Reproduce the listing below line for line, with no changes.

· · ·

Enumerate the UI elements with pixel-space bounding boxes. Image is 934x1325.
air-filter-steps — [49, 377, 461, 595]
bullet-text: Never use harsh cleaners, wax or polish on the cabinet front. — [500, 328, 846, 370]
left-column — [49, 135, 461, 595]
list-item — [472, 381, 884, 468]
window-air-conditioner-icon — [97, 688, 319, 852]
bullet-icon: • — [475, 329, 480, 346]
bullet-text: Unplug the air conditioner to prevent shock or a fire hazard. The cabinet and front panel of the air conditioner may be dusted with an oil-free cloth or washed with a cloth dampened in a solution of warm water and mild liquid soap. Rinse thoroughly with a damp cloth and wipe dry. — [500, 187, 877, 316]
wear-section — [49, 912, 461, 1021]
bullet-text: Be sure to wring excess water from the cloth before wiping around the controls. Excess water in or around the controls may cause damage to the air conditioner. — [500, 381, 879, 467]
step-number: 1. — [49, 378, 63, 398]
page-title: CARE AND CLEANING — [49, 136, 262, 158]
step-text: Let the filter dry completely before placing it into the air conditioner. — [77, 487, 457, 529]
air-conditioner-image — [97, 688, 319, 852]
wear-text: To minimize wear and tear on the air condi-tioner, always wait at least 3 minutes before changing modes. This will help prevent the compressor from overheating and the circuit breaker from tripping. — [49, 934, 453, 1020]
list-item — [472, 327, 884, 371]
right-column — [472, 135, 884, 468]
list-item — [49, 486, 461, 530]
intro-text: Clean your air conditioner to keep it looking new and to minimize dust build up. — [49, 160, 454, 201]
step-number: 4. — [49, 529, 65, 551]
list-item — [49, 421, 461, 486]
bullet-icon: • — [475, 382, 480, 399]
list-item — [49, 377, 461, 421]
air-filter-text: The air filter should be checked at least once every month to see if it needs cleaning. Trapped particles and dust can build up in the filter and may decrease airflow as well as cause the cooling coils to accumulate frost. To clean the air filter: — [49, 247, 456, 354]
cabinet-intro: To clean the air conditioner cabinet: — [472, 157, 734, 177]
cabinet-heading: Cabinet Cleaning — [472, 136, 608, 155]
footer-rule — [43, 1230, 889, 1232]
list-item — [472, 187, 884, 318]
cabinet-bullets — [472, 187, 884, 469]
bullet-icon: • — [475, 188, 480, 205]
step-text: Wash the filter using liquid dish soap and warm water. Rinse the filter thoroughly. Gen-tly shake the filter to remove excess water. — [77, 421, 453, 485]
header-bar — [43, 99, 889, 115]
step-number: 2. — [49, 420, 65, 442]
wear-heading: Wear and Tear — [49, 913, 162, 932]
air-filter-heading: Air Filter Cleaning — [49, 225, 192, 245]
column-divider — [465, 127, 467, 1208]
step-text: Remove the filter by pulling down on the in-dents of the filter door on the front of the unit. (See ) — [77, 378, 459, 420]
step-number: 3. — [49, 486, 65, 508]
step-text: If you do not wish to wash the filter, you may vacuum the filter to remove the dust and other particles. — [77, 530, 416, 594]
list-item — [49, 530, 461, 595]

· · ·

▶ [SOLVED EXERCISE]:
Enumerate the UI elements with pixel-space bounding boxes. Image is 934x1325.
air-filter-steps — [49, 377, 461, 595]
bullet-text: Never use harsh cleaners, wax or polish on the cabinet front. — [500, 328, 846, 370]
left-column — [49, 135, 461, 595]
list-item — [472, 381, 884, 468]
window-air-conditioner-icon — [97, 688, 319, 852]
bullet-icon: • — [475, 329, 480, 346]
bullet-text: Unplug the air conditioner to prevent shock or a fire hazard. The cabinet and front panel of the air conditioner may be dusted with an oil-free cloth or washed with a cloth dampened in a solution of warm water and mild liquid soap. Rinse thoroughly with a damp cloth and wipe dry. — [500, 187, 877, 316]
wear-section — [49, 912, 461, 1021]
bullet-text: Be sure to wring excess water from the cloth before wiping around the controls. Excess water in or around the controls may cause damage to the air conditioner. — [500, 381, 879, 467]
step-number: 1. — [49, 378, 63, 398]
page-title: CARE AND CLEANING — [49, 136, 262, 158]
step-text: Let the filter dry completely before placing it into the air conditioner. — [77, 487, 457, 529]
air-conditioner-image — [97, 688, 319, 852]
wear-text: To minimize wear and tear on the air condi-tioner, always wait at least 3 minutes before changing modes. This will help prevent the compressor from overheating and the circuit breaker from tripping. — [49, 934, 453, 1020]
list-item — [472, 327, 884, 371]
right-column — [472, 135, 884, 468]
list-item — [49, 486, 461, 530]
intro-text: Clean your air conditioner to keep it looking new and to minimize dust build up. — [49, 160, 454, 201]
step-number: 4. — [49, 529, 65, 551]
list-item — [49, 421, 461, 486]
bullet-icon: • — [475, 382, 480, 399]
list-item — [49, 377, 461, 421]
air-filter-text: The air filter should be checked at least once every month to see if it needs cleaning. Trapped particles and dust can build up in the filter and may decrease airflow as well as cause the cooling coils to accumulate frost. To clean the air filter: — [49, 247, 456, 354]
cabinet-intro: To clean the air conditioner cabinet: — [472, 157, 734, 177]
cabinet-heading: Cabinet Cleaning — [472, 136, 608, 155]
footer-rule — [43, 1230, 889, 1232]
list-item — [472, 187, 884, 318]
cabinet-bullets — [472, 187, 884, 469]
bullet-icon: • — [475, 188, 480, 205]
step-text: Wash the filter using liquid dish soap and warm water. Rinse the filter thoroughly. Gen-tly shake the filter to remove excess water. — [77, 421, 453, 485]
header-bar — [43, 99, 889, 115]
step-number: 2. — [49, 420, 65, 442]
wear-heading: Wear and Tear — [49, 913, 162, 932]
air-filter-heading: Air Filter Cleaning — [49, 225, 192, 245]
column-divider — [465, 127, 467, 1208]
step-text: Remove the filter by pulling down on the in-dents of the filter door on the front of the unit. (See ) — [77, 378, 459, 420]
step-number: 3. — [49, 486, 65, 508]
step-text: If you do not wish to wash the filter, you may vacuum the filter to remove the dust and other particles. — [77, 530, 416, 594]
list-item — [49, 530, 461, 595]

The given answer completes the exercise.